>>

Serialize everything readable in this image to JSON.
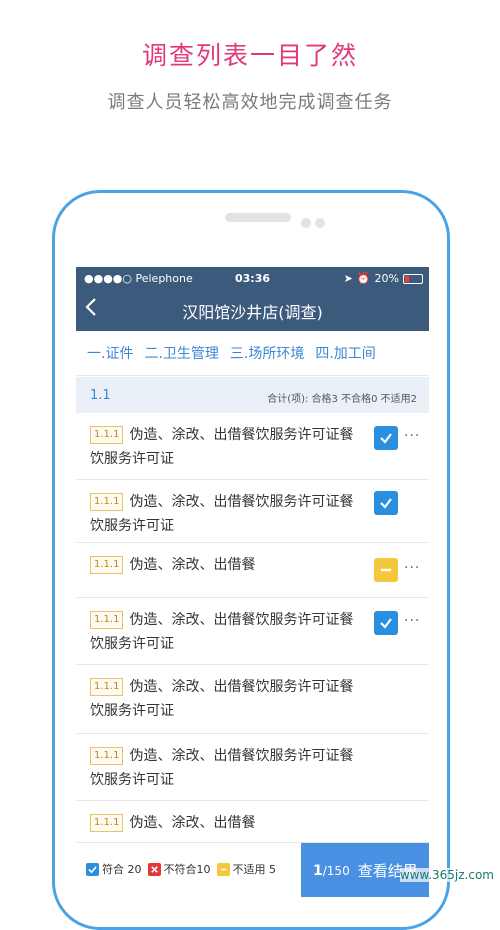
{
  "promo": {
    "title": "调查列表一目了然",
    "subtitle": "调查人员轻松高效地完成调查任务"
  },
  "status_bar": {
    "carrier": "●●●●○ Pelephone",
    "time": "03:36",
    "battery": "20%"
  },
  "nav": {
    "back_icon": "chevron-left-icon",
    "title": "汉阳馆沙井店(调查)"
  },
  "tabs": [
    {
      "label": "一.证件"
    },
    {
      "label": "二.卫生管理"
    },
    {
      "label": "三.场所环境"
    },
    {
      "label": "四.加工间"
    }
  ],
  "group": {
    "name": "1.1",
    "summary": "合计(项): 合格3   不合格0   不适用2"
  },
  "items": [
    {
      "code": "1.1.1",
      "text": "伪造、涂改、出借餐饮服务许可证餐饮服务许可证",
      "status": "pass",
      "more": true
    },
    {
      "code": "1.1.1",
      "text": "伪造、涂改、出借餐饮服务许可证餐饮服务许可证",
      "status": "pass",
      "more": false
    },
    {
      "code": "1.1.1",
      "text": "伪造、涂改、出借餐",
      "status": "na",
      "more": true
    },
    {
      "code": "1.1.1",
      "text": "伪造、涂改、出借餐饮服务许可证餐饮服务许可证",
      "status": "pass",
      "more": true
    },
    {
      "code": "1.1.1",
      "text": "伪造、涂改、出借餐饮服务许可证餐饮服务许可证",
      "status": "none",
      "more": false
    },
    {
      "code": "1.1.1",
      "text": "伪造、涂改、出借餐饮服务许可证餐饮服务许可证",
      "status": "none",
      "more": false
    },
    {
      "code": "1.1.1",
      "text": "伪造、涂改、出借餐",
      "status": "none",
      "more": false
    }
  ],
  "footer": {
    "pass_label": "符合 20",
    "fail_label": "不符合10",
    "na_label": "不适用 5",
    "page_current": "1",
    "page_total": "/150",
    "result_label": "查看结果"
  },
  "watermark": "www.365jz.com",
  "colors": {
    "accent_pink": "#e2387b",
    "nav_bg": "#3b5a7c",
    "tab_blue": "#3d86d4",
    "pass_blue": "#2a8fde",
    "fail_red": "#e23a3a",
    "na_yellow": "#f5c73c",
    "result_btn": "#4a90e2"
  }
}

<<
>>

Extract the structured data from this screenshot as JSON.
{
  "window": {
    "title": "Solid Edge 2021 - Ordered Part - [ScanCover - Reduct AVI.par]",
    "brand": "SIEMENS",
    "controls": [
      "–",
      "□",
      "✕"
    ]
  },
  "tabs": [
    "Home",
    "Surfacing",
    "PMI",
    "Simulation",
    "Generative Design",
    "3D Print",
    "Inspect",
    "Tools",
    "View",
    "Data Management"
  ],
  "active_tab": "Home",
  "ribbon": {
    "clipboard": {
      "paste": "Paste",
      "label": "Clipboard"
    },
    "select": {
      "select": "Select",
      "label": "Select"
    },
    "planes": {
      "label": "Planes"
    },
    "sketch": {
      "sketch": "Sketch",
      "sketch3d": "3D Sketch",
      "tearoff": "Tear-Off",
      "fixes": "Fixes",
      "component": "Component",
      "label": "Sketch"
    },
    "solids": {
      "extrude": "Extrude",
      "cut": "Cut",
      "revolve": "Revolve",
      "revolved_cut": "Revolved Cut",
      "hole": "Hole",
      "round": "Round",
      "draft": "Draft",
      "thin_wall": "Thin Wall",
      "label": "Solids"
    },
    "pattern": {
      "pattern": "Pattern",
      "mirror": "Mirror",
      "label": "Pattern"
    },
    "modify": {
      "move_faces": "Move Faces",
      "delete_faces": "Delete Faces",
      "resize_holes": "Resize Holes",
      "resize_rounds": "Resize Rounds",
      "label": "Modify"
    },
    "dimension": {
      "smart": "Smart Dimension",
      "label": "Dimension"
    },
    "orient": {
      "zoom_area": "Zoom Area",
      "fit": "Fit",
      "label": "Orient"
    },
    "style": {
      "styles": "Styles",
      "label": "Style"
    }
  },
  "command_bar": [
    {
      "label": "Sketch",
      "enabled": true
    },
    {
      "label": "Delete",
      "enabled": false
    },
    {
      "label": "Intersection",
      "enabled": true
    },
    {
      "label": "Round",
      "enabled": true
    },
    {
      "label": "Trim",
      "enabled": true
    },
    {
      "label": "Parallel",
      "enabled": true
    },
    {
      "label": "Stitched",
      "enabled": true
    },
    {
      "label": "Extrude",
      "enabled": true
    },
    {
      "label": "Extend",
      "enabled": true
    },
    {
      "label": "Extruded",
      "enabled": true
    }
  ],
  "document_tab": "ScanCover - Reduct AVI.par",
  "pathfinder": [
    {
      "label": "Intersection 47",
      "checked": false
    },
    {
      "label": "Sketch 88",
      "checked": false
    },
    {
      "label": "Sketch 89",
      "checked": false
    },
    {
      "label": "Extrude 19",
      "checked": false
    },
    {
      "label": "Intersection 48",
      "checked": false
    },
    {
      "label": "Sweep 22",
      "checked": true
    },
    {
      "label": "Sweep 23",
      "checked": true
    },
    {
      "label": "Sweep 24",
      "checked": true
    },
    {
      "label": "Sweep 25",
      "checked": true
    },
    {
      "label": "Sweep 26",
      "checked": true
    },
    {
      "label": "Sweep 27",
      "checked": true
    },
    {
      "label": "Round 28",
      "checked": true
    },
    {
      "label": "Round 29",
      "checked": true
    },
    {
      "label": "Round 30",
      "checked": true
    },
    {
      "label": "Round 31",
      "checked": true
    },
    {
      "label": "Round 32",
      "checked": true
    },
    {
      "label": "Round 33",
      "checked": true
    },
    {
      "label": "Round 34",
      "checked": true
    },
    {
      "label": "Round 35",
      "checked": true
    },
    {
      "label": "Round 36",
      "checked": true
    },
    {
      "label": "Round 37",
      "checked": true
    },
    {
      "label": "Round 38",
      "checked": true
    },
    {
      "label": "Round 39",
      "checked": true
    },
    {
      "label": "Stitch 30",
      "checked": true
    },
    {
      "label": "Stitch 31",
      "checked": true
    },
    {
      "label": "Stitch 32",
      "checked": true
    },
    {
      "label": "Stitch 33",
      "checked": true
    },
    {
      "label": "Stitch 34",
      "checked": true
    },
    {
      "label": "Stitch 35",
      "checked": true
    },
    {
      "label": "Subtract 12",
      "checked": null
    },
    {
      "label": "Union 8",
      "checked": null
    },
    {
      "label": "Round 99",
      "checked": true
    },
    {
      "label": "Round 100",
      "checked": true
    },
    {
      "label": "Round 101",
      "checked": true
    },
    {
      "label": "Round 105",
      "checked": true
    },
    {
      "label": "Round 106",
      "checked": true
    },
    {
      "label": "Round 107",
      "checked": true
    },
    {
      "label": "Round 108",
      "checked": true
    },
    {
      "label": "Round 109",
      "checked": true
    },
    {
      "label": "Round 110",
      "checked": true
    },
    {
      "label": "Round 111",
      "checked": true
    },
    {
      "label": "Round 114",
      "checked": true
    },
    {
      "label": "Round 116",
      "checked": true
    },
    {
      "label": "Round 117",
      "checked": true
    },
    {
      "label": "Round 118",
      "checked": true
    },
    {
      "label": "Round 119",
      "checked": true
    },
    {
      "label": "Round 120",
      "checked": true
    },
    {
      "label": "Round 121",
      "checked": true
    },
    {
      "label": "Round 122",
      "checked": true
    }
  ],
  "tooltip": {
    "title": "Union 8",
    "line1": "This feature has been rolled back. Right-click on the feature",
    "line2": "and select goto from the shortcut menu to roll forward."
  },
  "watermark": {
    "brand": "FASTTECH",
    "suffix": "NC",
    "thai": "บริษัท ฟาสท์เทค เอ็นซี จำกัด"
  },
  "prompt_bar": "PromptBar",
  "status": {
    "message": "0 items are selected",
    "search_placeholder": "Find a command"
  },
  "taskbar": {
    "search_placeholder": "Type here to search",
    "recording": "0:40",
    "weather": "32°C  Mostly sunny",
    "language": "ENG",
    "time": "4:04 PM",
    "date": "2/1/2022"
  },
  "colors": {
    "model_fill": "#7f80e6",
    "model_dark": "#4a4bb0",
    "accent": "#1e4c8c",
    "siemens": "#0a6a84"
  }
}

<<

What you will do
Where a line of the records above holds the word "Reduct", copy that line.

Solution for this exercise
    "title": "Solid Edge 2021 - Ordered Part - [ScanCover - Reduct AVI.par]",
  "document_tab": "ScanCover - Reduct AVI.par",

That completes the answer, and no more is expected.